WORK REQUIRED: From the listing, collect all lines containing the word "Enumerate".

begin RECORDS SUPPLIED

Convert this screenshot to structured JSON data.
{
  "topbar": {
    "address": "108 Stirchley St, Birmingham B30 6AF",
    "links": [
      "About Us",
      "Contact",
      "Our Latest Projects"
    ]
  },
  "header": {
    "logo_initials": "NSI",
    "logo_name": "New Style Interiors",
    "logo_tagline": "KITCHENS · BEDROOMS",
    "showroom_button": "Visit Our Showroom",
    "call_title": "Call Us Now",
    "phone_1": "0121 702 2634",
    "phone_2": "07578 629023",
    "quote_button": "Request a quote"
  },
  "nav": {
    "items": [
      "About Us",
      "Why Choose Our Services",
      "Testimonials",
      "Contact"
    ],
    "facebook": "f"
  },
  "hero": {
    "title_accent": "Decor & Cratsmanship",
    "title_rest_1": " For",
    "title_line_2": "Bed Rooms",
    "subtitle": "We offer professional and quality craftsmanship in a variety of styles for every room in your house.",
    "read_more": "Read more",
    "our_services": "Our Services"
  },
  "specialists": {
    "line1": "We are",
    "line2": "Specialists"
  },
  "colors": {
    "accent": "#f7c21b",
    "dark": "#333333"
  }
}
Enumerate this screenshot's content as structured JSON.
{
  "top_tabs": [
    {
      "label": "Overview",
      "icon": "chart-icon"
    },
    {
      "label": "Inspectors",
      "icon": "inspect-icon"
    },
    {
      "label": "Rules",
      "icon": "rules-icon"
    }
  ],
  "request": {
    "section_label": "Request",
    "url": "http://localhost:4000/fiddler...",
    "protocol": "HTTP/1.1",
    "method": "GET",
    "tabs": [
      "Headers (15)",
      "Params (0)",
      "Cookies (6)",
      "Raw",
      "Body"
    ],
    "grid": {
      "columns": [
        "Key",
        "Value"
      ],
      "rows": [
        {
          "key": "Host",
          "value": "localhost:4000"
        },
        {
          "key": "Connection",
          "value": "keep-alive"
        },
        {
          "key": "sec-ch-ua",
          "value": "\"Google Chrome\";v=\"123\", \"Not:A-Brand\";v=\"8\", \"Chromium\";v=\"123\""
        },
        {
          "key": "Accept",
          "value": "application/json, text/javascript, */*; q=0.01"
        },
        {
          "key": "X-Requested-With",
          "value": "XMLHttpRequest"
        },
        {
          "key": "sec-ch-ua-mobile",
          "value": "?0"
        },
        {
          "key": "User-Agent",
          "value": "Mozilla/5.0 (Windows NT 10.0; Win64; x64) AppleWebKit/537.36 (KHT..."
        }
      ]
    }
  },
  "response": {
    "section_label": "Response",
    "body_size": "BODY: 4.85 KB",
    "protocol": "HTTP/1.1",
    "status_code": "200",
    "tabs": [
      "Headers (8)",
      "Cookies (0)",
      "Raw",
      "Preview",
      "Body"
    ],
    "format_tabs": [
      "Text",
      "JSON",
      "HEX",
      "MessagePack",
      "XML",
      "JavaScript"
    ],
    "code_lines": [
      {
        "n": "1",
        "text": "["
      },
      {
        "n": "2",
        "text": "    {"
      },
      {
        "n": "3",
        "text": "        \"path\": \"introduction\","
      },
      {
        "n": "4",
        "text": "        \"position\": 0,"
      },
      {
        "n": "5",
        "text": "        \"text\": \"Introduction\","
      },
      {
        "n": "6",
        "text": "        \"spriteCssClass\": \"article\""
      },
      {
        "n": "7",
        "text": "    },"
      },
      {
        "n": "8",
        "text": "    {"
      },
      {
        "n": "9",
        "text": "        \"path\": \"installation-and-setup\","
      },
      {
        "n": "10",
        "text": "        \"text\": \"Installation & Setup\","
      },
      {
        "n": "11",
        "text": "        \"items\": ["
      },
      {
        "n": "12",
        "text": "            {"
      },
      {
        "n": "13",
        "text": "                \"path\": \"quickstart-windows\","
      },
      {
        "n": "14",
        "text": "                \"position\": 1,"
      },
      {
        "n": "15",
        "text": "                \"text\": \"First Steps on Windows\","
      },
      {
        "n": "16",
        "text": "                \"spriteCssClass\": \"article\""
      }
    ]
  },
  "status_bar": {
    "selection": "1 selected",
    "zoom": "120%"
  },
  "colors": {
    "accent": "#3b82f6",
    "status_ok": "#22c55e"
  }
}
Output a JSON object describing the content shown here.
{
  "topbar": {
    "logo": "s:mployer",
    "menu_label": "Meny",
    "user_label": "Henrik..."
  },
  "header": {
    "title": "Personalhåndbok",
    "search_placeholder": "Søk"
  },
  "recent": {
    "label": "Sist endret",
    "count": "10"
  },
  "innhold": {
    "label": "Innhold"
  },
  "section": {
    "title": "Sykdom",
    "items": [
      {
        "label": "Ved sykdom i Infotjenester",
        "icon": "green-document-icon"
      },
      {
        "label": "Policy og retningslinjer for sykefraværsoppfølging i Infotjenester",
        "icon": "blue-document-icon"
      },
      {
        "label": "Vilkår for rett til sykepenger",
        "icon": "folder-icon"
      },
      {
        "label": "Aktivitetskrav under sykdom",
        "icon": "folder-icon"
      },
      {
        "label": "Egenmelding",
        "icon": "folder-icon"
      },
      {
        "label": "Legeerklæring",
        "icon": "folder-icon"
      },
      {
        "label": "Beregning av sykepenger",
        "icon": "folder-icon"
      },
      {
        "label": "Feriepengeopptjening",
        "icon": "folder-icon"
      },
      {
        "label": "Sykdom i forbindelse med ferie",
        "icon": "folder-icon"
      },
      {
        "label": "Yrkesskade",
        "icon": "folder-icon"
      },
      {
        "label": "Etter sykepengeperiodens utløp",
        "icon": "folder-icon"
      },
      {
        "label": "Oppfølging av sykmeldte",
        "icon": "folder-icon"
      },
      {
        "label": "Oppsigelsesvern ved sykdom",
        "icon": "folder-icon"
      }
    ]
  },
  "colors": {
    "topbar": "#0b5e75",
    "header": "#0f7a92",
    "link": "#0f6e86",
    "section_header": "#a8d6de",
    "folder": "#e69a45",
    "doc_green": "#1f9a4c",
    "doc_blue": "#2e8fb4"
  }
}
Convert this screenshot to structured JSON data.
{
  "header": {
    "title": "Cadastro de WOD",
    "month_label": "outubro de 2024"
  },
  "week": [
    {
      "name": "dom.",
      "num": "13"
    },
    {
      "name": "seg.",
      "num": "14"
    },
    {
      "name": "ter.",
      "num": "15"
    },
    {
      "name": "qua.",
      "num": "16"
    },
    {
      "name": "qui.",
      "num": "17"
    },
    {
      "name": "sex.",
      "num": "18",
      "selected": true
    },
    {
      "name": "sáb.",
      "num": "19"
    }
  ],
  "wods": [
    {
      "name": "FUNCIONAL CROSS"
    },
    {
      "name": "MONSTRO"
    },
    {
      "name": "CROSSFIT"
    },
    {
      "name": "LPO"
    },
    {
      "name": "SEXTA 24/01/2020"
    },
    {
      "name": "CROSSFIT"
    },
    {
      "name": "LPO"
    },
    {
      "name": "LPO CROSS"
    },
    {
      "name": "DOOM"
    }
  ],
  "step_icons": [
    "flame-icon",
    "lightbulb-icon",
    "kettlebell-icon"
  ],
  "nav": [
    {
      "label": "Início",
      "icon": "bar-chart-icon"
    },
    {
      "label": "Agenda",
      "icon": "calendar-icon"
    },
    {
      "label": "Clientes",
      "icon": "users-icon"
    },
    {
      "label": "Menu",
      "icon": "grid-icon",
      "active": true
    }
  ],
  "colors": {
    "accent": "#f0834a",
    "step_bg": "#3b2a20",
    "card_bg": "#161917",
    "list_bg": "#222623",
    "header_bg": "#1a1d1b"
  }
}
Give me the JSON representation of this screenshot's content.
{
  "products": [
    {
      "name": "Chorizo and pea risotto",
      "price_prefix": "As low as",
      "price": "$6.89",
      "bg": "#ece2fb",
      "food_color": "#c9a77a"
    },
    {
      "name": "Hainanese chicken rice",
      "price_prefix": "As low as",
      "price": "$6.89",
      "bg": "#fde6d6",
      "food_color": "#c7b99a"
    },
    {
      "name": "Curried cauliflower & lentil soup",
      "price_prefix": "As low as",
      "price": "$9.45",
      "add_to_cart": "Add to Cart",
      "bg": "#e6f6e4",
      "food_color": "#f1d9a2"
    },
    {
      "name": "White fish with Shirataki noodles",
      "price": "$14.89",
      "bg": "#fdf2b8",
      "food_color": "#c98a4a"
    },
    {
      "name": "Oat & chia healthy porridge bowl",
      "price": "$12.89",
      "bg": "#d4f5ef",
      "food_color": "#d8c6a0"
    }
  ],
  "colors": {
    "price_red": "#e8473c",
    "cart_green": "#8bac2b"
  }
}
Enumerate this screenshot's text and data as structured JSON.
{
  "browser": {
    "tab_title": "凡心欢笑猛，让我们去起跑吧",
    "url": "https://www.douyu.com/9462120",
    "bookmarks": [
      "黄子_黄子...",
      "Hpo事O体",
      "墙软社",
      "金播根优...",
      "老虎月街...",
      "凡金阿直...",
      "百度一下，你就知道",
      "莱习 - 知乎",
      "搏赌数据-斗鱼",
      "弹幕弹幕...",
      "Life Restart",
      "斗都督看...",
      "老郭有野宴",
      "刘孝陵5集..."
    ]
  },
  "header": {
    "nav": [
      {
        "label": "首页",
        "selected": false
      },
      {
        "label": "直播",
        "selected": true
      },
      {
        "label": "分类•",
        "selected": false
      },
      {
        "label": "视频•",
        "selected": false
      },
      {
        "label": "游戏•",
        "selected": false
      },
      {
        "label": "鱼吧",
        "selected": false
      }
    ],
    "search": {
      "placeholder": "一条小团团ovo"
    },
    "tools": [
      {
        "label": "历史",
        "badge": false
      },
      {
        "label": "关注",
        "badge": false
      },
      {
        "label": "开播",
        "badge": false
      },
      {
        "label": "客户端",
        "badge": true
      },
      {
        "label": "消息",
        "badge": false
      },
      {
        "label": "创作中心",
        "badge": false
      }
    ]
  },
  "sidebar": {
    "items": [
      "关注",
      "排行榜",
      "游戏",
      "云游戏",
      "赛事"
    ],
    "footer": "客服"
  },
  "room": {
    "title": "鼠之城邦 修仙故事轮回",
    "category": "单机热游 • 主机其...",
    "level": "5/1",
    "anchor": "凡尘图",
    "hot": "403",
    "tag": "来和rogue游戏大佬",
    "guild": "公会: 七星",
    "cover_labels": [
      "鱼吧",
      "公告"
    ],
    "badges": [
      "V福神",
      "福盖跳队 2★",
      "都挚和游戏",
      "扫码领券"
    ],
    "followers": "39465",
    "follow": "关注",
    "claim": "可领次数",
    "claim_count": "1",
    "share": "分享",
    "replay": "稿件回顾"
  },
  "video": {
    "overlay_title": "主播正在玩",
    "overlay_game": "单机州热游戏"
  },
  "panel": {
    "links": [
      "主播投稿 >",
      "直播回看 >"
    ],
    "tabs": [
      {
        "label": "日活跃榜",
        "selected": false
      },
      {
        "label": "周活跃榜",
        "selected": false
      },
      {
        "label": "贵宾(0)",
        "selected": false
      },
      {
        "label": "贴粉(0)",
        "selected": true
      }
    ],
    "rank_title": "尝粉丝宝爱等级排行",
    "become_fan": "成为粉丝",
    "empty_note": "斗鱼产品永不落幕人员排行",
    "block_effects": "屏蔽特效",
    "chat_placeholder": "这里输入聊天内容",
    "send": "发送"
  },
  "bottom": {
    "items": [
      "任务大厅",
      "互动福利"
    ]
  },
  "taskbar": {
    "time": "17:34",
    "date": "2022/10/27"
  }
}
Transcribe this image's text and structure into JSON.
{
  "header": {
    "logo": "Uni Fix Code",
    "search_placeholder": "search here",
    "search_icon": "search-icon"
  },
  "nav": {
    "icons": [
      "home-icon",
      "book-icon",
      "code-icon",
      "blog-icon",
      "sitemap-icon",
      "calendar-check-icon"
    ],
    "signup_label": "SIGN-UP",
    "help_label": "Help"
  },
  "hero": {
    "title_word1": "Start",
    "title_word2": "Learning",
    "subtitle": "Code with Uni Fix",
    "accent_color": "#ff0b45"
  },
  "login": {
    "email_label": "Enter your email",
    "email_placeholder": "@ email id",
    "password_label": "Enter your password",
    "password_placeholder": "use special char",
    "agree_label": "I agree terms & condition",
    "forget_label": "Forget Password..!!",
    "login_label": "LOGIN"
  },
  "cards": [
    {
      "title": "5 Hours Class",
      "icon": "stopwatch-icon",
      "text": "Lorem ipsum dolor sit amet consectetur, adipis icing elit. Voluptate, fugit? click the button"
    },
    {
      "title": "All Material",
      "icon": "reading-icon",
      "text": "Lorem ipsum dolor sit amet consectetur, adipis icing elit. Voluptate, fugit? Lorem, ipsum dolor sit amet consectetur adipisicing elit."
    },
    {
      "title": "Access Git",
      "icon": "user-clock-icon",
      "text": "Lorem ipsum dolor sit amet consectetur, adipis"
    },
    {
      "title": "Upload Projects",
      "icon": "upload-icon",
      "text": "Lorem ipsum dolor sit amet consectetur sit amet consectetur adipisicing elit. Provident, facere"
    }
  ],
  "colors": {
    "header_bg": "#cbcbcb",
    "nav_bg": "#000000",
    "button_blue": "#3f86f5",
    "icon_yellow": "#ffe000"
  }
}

end RECORDS SUPPLIED

WRITTEN RESPONSE:
Enumerate this screenshot's content as structured JSON.
Enumerate this screenshot's text and data as structured JSON.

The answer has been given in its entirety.